Work to be completed ▸ Examine each line of the data. Copy those that contain the string "ellipsis".

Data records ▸
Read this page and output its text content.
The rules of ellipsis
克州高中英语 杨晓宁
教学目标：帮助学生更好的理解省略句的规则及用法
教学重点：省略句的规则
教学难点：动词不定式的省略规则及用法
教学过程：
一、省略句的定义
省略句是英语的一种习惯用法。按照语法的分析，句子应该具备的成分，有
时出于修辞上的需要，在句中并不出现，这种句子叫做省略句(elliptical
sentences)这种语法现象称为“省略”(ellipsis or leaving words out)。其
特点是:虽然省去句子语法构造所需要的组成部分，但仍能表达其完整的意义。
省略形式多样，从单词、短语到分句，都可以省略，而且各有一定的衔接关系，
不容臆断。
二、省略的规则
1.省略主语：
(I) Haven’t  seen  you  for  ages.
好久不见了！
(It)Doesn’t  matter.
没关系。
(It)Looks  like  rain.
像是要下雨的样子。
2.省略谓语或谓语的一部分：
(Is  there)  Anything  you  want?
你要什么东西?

Completed exercise ▸
The rules of ellipsis
sentences)这种语法现象称为“省略”(ellipsis or leaving words out)。其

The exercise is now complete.